Aim: Each line that holds the word "charla" counts once. Give the total number of such lines and nothing else.

Material for this task:
◇ ◇ ◇

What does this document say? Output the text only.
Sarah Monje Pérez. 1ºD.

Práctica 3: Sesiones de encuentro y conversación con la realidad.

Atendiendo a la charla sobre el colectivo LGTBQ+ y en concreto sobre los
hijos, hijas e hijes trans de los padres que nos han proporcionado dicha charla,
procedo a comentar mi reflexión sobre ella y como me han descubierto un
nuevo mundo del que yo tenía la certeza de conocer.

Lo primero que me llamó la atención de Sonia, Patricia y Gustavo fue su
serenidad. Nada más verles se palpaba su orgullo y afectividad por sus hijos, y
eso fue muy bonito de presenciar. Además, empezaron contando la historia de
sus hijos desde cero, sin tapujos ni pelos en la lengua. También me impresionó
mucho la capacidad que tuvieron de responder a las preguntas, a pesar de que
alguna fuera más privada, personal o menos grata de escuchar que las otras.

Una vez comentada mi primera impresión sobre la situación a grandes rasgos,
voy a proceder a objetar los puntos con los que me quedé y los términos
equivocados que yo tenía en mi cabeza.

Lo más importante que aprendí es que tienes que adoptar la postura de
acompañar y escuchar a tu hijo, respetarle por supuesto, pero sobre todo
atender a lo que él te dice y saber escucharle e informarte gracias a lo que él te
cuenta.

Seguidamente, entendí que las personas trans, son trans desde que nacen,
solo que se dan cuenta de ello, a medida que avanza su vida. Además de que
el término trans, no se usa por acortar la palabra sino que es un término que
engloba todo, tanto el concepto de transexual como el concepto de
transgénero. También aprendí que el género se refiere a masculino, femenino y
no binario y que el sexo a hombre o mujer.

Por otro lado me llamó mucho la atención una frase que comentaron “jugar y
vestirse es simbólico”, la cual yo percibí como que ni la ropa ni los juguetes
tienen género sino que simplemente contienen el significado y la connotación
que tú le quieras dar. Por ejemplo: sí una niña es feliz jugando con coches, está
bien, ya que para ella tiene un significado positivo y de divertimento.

◇ ◇ ◇

Solution for this problem: 2